◆ Your task: Report, word for word, every line of the material that contains "anuncios".

◆ Entries provided:
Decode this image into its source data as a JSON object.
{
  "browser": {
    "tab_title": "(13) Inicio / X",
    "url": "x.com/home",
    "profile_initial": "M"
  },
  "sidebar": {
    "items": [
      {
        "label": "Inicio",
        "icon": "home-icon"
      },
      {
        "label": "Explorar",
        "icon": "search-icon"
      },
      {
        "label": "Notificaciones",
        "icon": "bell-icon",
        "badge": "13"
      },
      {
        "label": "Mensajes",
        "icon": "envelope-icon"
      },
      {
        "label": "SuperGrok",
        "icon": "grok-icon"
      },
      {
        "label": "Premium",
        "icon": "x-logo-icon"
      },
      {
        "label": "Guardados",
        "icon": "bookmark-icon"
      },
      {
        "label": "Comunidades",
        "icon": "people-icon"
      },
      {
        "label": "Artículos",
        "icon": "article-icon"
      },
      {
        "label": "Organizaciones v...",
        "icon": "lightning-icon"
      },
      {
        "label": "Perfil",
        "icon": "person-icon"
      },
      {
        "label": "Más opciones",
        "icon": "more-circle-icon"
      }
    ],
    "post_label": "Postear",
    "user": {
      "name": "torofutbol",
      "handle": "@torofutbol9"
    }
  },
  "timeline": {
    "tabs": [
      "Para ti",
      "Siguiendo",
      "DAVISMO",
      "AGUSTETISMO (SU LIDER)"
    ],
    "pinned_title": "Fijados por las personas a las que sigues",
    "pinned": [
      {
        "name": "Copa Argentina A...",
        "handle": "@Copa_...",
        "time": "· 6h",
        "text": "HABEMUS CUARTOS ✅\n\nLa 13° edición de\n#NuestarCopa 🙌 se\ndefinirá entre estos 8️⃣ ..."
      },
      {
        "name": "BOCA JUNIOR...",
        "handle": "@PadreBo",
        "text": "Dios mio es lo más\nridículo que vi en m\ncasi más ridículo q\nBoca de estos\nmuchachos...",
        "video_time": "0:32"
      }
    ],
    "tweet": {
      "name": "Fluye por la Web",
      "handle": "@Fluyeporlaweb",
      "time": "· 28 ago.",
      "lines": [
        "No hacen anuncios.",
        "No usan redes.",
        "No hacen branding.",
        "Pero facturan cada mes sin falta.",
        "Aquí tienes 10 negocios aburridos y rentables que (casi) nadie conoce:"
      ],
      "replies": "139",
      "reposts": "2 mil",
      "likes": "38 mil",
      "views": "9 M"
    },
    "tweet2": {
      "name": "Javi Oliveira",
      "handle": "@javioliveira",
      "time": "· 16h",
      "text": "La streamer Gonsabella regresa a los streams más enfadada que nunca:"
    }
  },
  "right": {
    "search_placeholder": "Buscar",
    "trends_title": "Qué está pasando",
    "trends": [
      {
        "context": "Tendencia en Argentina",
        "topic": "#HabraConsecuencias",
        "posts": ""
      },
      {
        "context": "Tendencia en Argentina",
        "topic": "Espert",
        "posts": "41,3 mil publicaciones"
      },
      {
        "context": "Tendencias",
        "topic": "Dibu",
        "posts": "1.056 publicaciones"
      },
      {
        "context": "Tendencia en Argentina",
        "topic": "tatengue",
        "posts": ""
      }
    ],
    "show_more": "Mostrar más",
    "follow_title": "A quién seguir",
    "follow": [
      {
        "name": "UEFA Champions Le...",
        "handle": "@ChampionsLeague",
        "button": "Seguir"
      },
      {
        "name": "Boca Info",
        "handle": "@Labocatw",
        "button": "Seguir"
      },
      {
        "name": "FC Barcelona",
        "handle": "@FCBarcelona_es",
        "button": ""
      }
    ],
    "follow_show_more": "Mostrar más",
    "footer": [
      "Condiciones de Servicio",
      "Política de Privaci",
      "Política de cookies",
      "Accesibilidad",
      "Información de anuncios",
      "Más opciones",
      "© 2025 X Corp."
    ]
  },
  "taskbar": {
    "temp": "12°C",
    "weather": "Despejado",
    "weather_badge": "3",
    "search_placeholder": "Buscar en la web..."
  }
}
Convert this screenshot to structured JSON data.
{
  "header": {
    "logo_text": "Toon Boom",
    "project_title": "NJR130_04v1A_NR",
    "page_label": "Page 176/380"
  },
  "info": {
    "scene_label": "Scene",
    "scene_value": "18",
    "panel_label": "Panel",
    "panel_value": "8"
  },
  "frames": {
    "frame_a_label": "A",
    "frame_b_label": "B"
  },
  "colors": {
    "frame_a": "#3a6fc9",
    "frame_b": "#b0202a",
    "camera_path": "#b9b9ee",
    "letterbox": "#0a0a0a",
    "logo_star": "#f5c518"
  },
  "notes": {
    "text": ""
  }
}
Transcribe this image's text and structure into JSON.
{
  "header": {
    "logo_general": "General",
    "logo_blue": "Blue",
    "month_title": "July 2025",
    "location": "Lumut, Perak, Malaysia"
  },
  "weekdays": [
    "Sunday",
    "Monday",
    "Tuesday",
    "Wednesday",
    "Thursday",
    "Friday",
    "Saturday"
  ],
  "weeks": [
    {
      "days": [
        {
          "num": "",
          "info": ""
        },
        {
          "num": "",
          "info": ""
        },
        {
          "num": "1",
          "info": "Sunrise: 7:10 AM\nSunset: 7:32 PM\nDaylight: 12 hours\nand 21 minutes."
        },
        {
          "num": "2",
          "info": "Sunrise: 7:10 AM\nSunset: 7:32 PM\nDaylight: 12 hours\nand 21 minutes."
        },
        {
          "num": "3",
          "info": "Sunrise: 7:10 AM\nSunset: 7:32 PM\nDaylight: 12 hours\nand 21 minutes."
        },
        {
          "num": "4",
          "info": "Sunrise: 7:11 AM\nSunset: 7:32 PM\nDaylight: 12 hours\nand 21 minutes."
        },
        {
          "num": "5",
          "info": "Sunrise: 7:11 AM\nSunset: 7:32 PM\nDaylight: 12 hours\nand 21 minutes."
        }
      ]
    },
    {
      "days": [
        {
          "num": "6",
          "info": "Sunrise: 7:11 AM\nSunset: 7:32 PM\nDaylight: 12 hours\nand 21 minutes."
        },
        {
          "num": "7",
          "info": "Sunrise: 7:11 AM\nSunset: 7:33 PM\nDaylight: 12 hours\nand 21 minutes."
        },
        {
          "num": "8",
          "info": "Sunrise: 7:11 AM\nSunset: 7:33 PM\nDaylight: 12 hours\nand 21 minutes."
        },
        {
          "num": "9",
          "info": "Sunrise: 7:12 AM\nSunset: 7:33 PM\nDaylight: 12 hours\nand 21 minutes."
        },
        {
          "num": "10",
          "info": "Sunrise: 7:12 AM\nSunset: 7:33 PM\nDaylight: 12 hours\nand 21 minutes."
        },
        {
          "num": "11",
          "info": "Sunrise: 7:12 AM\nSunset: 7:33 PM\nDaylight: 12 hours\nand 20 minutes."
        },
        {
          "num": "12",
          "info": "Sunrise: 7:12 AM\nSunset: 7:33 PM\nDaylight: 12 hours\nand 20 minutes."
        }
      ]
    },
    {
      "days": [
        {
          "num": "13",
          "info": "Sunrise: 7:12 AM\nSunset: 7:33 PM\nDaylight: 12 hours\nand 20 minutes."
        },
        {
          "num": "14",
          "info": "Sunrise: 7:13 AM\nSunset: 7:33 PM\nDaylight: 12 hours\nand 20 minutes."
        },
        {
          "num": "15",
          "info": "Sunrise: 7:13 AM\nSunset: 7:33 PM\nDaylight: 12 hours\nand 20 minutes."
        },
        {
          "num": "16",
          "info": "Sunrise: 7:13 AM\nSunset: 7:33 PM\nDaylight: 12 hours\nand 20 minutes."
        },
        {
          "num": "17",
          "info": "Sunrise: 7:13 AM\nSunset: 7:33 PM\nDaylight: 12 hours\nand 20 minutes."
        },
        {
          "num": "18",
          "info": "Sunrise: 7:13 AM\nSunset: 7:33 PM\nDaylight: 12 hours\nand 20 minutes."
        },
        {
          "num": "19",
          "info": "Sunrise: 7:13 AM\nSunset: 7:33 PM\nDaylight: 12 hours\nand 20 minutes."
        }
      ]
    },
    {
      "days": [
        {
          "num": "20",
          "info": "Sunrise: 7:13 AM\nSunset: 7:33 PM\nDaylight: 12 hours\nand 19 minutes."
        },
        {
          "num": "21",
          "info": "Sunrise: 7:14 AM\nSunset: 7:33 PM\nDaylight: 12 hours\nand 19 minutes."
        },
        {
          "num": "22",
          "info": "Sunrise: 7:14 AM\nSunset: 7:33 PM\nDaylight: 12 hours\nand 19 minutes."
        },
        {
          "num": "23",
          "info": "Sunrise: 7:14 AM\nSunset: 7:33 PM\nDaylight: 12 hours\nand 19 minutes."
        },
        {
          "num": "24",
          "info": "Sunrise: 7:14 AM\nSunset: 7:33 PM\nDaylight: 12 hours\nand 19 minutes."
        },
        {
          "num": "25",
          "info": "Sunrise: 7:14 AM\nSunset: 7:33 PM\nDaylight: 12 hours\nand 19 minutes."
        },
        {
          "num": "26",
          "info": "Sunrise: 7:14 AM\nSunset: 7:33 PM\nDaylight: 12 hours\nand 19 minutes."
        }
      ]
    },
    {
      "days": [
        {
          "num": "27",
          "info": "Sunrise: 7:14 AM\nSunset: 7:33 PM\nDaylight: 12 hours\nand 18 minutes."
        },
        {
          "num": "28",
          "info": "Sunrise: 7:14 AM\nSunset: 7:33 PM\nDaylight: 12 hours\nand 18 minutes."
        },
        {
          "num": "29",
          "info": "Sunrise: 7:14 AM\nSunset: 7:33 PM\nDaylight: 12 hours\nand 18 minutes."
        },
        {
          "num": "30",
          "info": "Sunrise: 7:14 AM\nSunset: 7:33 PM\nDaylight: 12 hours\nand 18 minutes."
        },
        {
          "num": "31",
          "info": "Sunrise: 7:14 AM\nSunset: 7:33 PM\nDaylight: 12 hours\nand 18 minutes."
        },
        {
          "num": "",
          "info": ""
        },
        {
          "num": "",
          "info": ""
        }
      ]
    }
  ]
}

◆ Reply to the task:
        "No hacen anuncios.",
      "Información de anuncios",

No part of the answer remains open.